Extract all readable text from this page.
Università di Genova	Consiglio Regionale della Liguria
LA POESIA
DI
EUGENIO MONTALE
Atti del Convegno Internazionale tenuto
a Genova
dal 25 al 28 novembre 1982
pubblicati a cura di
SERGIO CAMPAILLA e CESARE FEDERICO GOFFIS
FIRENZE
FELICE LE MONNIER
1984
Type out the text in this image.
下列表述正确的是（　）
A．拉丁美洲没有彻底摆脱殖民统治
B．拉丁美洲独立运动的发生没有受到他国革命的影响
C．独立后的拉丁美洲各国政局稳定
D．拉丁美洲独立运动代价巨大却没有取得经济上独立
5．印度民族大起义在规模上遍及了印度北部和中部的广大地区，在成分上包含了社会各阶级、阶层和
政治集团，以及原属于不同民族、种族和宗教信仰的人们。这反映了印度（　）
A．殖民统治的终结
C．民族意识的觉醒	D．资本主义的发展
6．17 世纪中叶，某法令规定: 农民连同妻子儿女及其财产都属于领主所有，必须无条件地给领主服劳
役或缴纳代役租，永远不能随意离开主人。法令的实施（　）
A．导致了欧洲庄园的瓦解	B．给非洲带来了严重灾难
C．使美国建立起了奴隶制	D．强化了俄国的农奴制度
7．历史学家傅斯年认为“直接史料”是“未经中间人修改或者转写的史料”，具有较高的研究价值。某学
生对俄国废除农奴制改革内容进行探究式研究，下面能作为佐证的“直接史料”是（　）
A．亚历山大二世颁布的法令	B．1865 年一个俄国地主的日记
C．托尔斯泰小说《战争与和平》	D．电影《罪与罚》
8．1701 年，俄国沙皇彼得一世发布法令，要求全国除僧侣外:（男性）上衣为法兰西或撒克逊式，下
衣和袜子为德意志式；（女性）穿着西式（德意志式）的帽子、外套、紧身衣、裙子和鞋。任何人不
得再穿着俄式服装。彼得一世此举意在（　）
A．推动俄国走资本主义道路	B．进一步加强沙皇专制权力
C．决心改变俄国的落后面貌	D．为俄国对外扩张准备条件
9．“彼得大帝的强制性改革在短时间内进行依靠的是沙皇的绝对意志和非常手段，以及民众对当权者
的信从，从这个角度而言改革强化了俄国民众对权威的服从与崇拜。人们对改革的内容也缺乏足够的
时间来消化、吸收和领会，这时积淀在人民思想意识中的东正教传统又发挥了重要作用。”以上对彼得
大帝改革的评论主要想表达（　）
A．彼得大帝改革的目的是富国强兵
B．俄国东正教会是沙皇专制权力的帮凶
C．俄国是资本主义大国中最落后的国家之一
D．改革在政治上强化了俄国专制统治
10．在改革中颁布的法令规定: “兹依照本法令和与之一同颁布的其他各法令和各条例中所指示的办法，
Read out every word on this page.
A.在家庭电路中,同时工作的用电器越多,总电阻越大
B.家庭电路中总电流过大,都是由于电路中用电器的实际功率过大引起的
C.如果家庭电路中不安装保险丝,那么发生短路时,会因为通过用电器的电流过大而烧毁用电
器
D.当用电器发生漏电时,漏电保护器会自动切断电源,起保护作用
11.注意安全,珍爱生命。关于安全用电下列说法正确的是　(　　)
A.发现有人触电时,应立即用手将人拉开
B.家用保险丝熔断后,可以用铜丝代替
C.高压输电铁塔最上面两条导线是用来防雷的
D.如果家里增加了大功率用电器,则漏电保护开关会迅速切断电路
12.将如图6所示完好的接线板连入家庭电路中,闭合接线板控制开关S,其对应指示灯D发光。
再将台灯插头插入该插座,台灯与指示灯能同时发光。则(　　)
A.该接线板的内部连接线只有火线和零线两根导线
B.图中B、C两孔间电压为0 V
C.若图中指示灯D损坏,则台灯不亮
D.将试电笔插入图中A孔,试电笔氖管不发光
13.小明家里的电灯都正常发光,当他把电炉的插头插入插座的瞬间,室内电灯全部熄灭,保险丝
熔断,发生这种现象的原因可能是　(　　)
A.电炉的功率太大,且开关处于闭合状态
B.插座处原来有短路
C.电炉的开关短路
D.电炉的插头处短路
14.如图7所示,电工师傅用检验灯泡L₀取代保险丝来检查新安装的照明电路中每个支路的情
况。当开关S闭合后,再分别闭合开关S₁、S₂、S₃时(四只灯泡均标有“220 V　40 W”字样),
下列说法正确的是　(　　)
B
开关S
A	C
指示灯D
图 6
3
--------------------------------
• DIRECTIVE: Each line must be given again exactly as written above.

• WORKED ANSWER:
Extract all readable text from this page.
Università di Genova	Consiglio Regionale della Liguria
LA POESIA
DI
EUGENIO MONTALE
Atti del Convegno Internazionale tenuto
a Genova
dal 25 al 28 novembre 1982
pubblicati a cura di
SERGIO CAMPAILLA e CESARE FEDERICO GOFFIS
FIRENZE
FELICE LE MONNIER
1984
Type out the text in this image.
下列表述正确的是（　）
A．拉丁美洲没有彻底摆脱殖民统治
B．拉丁美洲独立运动的发生没有受到他国革命的影响
C．独立后的拉丁美洲各国政局稳定
D．拉丁美洲独立运动代价巨大却没有取得经济上独立
5．印度民族大起义在规模上遍及了印度北部和中部的广大地区，在成分上包含了社会各阶级、阶层和
政治集团，以及原属于不同民族、种族和宗教信仰的人们。这反映了印度（　）
A．殖民统治的终结
C．民族意识的觉醒	D．资本主义的发展
6．17 世纪中叶，某法令规定: 农民连同妻子儿女及其财产都属于领主所有，必须无条件地给领主服劳
役或缴纳代役租，永远不能随意离开主人。法令的实施（　）
A．导致了欧洲庄园的瓦解	B．给非洲带来了严重灾难
C．使美国建立起了奴隶制	D．强化了俄国的农奴制度
7．历史学家傅斯年认为“直接史料”是“未经中间人修改或者转写的史料”，具有较高的研究价值。某学
生对俄国废除农奴制改革内容进行探究式研究，下面能作为佐证的“直接史料”是（　）
A．亚历山大二世颁布的法令	B．1865 年一个俄国地主的日记
C．托尔斯泰小说《战争与和平》	D．电影《罪与罚》
8．1701 年，俄国沙皇彼得一世发布法令，要求全国除僧侣外:（男性）上衣为法兰西或撒克逊式，下
衣和袜子为德意志式；（女性）穿着西式（德意志式）的帽子、外套、紧身衣、裙子和鞋。任何人不
得再穿着俄式服装。彼得一世此举意在（　）
A．推动俄国走资本主义道路	B．进一步加强沙皇专制权力
C．决心改变俄国的落后面貌	D．为俄国对外扩张准备条件
9．“彼得大帝的强制性改革在短时间内进行依靠的是沙皇的绝对意志和非常手段，以及民众对当权者
的信从，从这个角度而言改革强化了俄国民众对权威的服从与崇拜。人们对改革的内容也缺乏足够的
时间来消化、吸收和领会，这时积淀在人民思想意识中的东正教传统又发挥了重要作用。”以上对彼得
大帝改革的评论主要想表达（　）
A．彼得大帝改革的目的是富国强兵
B．俄国东正教会是沙皇专制权力的帮凶
C．俄国是资本主义大国中最落后的国家之一
D．改革在政治上强化了俄国专制统治
10．在改革中颁布的法令规定: “兹依照本法令和与之一同颁布的其他各法令和各条例中所指示的办法，
Read out every word on this page.
A.在家庭电路中,同时工作的用电器越多,总电阻越大
B.家庭电路中总电流过大,都是由于电路中用电器的实际功率过大引起的
C.如果家庭电路中不安装保险丝,那么发生短路时,会因为通过用电器的电流过大而烧毁用电
器
D.当用电器发生漏电时,漏电保护器会自动切断电源,起保护作用
11.注意安全,珍爱生命。关于安全用电下列说法正确的是　(　　)
A.发现有人触电时,应立即用手将人拉开
B.家用保险丝熔断后,可以用铜丝代替
C.高压输电铁塔最上面两条导线是用来防雷的
D.如果家里增加了大功率用电器,则漏电保护开关会迅速切断电路
12.将如图6所示完好的接线板连入家庭电路中,闭合接线板控制开关S,其对应指示灯D发光。
再将台灯插头插入该插座,台灯与指示灯能同时发光。则(　　)
A.该接线板的内部连接线只有火线和零线两根导线
B.图中B、C两孔间电压为0 V
C.若图中指示灯D损坏,则台灯不亮
D.将试电笔插入图中A孔,试电笔氖管不发光
13.小明家里的电灯都正常发光,当他把电炉的插头插入插座的瞬间,室内电灯全部熄灭,保险丝
熔断,发生这种现象的原因可能是　(　　)
A.电炉的功率太大,且开关处于闭合状态
B.插座处原来有短路
C.电炉的开关短路
D.电炉的插头处短路
14.如图7所示,电工师傅用检验灯泡L₀取代保险丝来检查新安装的照明电路中每个支路的情
况。当开关S闭合后,再分别闭合开关S₁、S₂、S₃时(四只灯泡均标有“220 V　40 W”字样),
下列说法正确的是　(　　)
B
开关S
A	C
指示灯D
图 6
3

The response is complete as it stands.